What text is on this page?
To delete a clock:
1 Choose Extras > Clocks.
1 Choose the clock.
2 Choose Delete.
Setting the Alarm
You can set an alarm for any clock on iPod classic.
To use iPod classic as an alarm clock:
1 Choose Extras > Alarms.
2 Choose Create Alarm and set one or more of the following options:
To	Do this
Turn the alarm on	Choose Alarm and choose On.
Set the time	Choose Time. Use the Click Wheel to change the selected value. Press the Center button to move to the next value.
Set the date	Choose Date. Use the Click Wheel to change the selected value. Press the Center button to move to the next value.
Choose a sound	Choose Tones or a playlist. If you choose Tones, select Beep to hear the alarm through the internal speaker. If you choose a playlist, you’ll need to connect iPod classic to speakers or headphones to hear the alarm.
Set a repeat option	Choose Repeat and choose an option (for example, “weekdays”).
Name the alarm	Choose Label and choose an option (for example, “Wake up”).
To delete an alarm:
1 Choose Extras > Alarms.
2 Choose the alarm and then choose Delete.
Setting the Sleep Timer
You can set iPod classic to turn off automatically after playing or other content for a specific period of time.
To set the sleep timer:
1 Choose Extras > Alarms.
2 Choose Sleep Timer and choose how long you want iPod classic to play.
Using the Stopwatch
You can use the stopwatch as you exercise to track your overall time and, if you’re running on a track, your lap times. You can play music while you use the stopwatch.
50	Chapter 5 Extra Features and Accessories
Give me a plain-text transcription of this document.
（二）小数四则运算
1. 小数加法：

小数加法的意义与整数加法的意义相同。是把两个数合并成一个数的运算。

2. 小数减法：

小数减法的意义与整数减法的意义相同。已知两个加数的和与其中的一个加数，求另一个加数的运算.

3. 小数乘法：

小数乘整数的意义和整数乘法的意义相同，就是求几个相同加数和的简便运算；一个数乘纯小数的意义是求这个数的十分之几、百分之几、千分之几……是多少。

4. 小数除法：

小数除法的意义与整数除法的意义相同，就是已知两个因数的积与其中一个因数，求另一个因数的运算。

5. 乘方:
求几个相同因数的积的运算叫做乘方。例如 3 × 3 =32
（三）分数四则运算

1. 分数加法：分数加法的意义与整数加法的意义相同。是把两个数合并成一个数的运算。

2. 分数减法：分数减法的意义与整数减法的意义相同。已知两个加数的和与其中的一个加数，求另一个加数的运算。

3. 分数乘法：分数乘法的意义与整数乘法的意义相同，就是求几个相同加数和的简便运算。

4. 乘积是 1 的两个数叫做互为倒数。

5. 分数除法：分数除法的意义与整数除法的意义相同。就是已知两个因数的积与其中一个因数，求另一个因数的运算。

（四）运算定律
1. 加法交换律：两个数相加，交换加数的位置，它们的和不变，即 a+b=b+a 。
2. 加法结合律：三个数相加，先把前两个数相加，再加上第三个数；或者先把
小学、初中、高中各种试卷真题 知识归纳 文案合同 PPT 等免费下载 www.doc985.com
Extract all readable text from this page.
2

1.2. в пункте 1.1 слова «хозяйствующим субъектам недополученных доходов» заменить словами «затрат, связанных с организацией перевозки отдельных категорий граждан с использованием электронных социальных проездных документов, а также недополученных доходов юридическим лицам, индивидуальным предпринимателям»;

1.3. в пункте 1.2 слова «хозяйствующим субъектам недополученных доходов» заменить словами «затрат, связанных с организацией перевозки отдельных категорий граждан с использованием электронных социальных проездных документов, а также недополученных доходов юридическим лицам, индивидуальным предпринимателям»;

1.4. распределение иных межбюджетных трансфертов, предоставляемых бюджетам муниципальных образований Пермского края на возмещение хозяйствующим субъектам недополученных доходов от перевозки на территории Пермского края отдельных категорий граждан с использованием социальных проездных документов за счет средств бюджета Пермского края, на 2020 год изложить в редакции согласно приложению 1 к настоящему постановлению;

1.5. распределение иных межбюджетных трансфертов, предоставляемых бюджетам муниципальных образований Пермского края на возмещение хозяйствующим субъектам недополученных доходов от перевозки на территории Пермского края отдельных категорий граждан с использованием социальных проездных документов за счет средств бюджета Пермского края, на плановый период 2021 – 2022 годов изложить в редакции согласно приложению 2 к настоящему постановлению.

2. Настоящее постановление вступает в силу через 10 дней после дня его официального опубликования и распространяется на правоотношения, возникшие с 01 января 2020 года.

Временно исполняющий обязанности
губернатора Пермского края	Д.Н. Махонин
++++++++++
> [The request]:
Return the lines of the records that include the string "связанных".

> [Output below]:
1.2. в пункте 1.1 слова «хозяйствующим субъектам недополученных доходов» заменить словами «затрат, связанных с организацией перевозки отдельных категорий граждан с использованием электронных социальных проездных документов, а также недополученных доходов юридическим лицам, индивидуальным предпринимателям»;
1.3. в пункте 1.2 слова «хозяйствующим субъектам недополученных доходов» заменить словами «затрат, связанных с организацией перевозки отдельных категорий граждан с использованием электронных социальных проездных документов, а также недополученных доходов юридическим лицам, индивидуальным предпринимателям»;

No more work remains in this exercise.